— Information shown —
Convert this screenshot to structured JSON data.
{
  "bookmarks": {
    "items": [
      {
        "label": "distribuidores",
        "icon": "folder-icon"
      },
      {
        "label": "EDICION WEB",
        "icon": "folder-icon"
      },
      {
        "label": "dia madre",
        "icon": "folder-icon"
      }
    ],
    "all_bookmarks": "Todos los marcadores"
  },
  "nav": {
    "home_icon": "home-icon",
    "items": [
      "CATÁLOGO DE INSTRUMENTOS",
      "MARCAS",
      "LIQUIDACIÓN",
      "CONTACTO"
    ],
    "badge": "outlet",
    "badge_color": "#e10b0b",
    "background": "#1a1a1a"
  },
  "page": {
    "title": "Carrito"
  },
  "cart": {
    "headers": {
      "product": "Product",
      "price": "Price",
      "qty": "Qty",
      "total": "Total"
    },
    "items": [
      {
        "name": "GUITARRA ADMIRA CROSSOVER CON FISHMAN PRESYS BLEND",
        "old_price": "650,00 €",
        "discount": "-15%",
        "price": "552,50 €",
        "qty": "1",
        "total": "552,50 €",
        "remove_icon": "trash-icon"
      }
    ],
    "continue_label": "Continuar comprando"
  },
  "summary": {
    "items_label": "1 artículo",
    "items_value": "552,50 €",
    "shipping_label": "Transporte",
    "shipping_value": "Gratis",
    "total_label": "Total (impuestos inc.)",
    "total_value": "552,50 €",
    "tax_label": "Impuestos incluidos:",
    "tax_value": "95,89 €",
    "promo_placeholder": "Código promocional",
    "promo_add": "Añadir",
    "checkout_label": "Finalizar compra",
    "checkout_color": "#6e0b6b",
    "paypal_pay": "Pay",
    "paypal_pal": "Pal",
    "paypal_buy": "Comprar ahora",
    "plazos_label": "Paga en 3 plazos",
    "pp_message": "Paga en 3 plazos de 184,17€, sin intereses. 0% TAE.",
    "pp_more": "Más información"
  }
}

— Problem —
In the records above, locate each line with the word "plazos". Copy all such lines.

— Worked answer —
    "plazos_label": "Paga en 3 plazos",
    "pp_message": "Paga en 3 plazos de 184,17€, sin intereses. 0% TAE.",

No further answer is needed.